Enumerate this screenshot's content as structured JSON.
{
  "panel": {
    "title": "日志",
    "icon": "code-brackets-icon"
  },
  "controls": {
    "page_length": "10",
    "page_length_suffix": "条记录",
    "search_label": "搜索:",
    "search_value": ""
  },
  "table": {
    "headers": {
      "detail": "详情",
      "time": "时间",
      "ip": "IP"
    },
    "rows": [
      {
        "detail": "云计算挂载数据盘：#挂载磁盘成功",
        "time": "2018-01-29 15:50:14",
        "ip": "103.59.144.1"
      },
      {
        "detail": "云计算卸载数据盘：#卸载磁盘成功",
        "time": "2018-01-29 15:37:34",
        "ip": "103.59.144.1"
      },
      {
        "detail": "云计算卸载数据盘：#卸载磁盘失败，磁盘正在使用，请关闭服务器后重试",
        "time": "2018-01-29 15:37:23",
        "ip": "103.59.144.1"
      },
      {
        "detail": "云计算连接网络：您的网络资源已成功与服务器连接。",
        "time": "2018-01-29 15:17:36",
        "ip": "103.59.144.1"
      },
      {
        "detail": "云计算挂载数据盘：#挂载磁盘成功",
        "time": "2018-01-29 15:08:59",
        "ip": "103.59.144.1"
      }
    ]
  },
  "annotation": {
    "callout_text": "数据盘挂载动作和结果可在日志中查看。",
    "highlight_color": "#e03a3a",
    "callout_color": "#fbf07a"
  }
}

## Exercise objective
Please restate the data word for word, every record included.

## Result of the task
Enumerate this screenshot's content as structured JSON.
{
  "panel": {
    "title": "日志",
    "icon": "code-brackets-icon"
  },
  "controls": {
    "page_length": "10",
    "page_length_suffix": "条记录",
    "search_label": "搜索:",
    "search_value": ""
  },
  "table": {
    "headers": {
      "detail": "详情",
      "time": "时间",
      "ip": "IP"
    },
    "rows": [
      {
        "detail": "云计算挂载数据盘：#挂载磁盘成功",
        "time": "2018-01-29 15:50:14",
        "ip": "103.59.144.1"
      },
      {
        "detail": "云计算卸载数据盘：#卸载磁盘成功",
        "time": "2018-01-29 15:37:34",
        "ip": "103.59.144.1"
      },
      {
        "detail": "云计算卸载数据盘：#卸载磁盘失败，磁盘正在使用，请关闭服务器后重试",
        "time": "2018-01-29 15:37:23",
        "ip": "103.59.144.1"
      },
      {
        "detail": "云计算连接网络：您的网络资源已成功与服务器连接。",
        "time": "2018-01-29 15:17:36",
        "ip": "103.59.144.1"
      },
      {
        "detail": "云计算挂载数据盘：#挂载磁盘成功",
        "time": "2018-01-29 15:08:59",
        "ip": "103.59.144.1"
      }
    ]
  },
  "annotation": {
    "callout_text": "数据盘挂载动作和结果可在日志中查看。",
    "highlight_color": "#e03a3a",
    "callout_color": "#fbf07a"
  }
}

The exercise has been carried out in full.